§ Given instruction
Below are some records. Pull every line that contains the word "tempus".

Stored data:

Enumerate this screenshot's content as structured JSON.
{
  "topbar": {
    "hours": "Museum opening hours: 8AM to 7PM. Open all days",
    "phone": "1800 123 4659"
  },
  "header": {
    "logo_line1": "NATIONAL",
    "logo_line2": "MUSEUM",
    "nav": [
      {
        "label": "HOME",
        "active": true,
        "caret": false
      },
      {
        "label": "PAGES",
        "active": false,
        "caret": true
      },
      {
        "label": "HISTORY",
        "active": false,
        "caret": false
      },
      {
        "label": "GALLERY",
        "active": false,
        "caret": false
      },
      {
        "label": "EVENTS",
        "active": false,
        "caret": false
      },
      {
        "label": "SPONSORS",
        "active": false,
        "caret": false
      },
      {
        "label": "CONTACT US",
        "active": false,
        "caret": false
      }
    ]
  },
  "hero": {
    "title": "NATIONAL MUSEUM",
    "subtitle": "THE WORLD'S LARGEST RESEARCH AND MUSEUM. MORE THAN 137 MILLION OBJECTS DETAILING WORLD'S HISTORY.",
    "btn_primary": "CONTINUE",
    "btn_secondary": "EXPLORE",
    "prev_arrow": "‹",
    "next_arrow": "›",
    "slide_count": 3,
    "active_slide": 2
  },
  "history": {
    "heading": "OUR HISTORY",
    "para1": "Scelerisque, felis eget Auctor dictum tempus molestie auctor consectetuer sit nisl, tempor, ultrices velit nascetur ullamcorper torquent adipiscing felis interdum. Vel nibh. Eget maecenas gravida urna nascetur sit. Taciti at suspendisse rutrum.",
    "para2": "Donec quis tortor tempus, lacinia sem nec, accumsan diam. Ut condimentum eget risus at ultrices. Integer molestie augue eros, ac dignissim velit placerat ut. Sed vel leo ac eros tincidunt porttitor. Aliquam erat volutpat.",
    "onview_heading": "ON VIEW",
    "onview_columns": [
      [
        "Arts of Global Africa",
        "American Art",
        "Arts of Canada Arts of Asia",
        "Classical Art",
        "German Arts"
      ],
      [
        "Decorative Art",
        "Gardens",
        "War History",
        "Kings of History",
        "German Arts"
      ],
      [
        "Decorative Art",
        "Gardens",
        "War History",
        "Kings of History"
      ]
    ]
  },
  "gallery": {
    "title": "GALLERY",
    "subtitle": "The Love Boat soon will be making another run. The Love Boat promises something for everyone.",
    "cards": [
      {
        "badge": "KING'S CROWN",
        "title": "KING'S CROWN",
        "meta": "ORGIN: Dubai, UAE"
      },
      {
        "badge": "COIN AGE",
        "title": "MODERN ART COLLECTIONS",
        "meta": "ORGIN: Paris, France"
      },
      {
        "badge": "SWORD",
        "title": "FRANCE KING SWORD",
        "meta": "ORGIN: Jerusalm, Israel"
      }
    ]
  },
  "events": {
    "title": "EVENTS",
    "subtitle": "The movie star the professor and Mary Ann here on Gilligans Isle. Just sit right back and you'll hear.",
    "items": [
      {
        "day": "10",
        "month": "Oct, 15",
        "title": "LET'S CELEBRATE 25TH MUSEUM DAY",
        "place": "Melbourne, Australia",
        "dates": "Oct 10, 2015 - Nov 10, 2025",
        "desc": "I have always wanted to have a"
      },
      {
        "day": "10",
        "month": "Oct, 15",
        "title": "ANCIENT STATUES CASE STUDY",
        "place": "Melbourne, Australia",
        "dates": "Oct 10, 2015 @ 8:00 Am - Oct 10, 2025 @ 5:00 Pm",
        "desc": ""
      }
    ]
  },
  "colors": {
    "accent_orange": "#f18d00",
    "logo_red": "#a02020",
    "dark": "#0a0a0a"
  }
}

§ Full response
    "para1": "Scelerisque, felis eget Auctor dictum tempus molestie auctor consectetuer sit nisl, tempor, ultrices velit nascetur ullamcorper torquent adipiscing felis interdum. Vel nibh. Eget maecenas gravida urna nascetur sit. Taciti at suspendisse rutrum.",
    "para2": "Donec quis tortor tempus, lacinia sem nec, accumsan diam. Ut condimentum eget risus at ultrices. Integer molestie augue eros, ac dignissim velit placerat ut. Sed vel leo ac eros tincidunt porttitor. Aliquam erat volutpat.",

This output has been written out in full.